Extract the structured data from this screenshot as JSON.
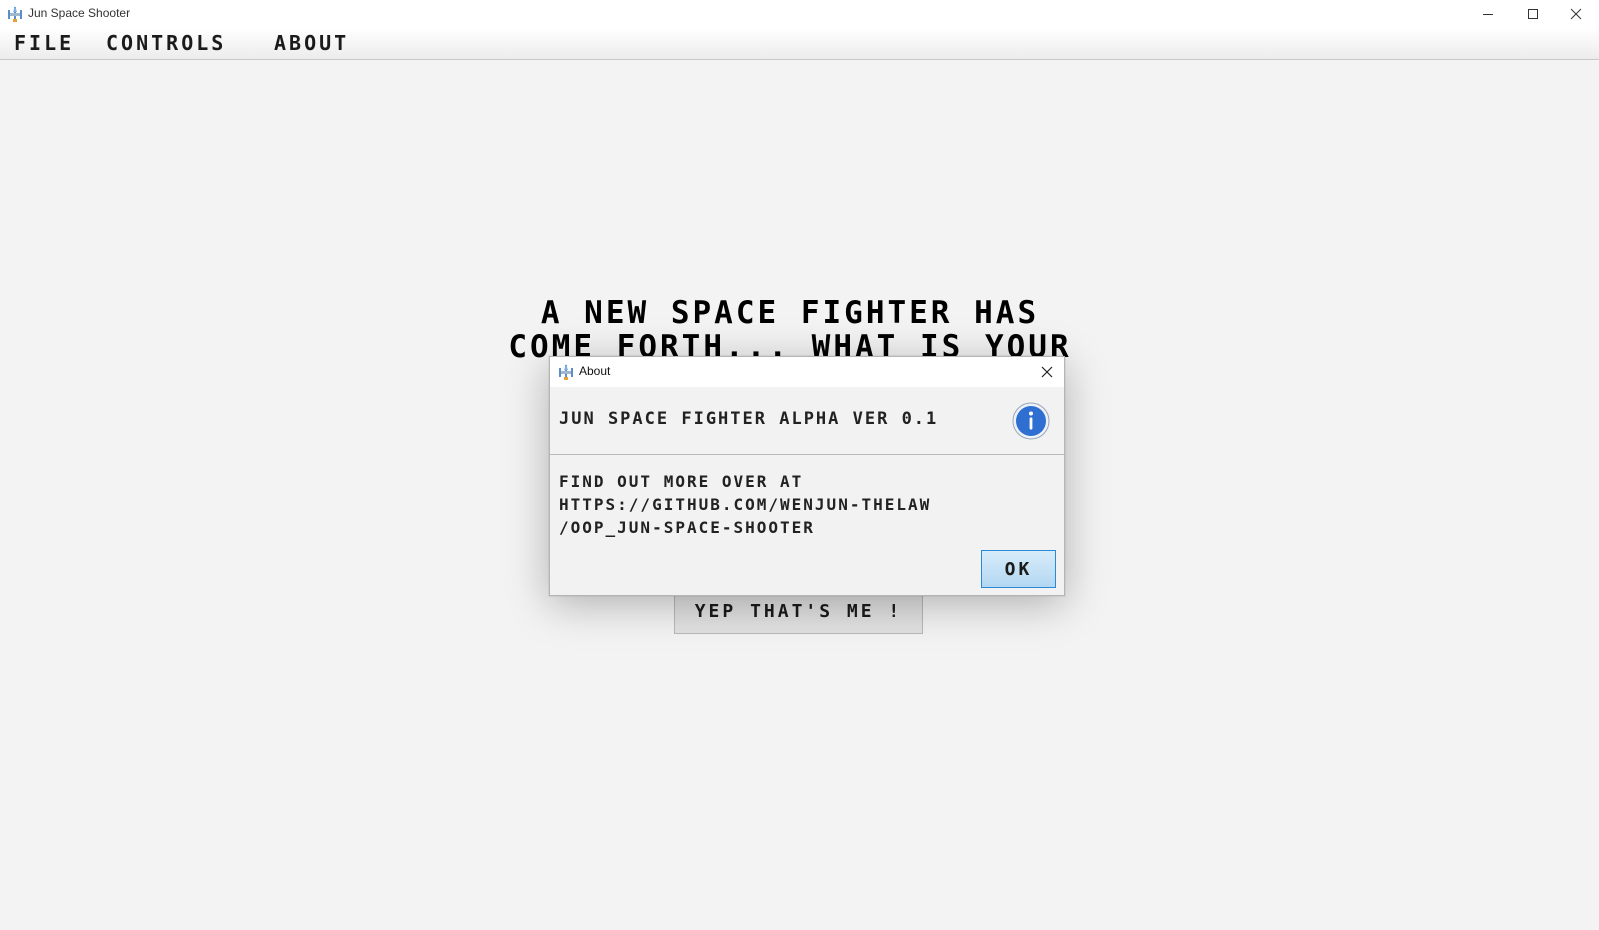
{
  "window": {
    "title": "Jun Space Shooter",
    "icon": "spaceship-icon",
    "controls": [
      "minimize-icon",
      "maximize-icon",
      "close-icon"
    ]
  },
  "menubar": {
    "items": [
      {
        "label": "FILE"
      },
      {
        "label": "CONTROLS"
      },
      {
        "label": "ABOUT"
      }
    ]
  },
  "main": {
    "headline_line1": "A NEW SPACE FIGHTER HAS",
    "headline_line2": "COME FORTH... WHAT IS YOUR",
    "confirm_button": "YEP THAT'S ME !"
  },
  "dialog": {
    "title": "About",
    "heading": "JUN SPACE FIGHTER ALPHA VER 0.1",
    "message_lines": [
      "FIND OUT MORE OVER AT",
      "HTTPS://GITHUB.COM/WENJUN-THELAW",
      "/OOP_JUN-SPACE-SHOOTER"
    ],
    "ok_label": "OK",
    "icon": "info-icon",
    "colors": {
      "info_blue": "#2f6fd1",
      "ok_border": "#2a8ad4"
    }
  }
}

+++

Task directions
Repeat all the records above exactly, leaving out any pictures.

Reply to the task
Extract the structured data from this screenshot as JSON.
{
  "window": {
    "title": "Jun Space Shooter",
    "icon": "spaceship-icon",
    "controls": [
      "minimize-icon",
      "maximize-icon",
      "close-icon"
    ]
  },
  "menubar": {
    "items": [
      {
        "label": "FILE"
      },
      {
        "label": "CONTROLS"
      },
      {
        "label": "ABOUT"
      }
    ]
  },
  "main": {
    "headline_line1": "A NEW SPACE FIGHTER HAS",
    "headline_line2": "COME FORTH... WHAT IS YOUR",
    "confirm_button": "YEP THAT'S ME !"
  },
  "dialog": {
    "title": "About",
    "heading": "JUN SPACE FIGHTER ALPHA VER 0.1",
    "message_lines": [
      "FIND OUT MORE OVER AT",
      "HTTPS://GITHUB.COM/WENJUN-THELAW",
      "/OOP_JUN-SPACE-SHOOTER"
    ],
    "ok_label": "OK",
    "icon": "info-icon",
    "colors": {
      "info_blue": "#2f6fd1",
      "ok_border": "#2a8ad4"
    }
  }
}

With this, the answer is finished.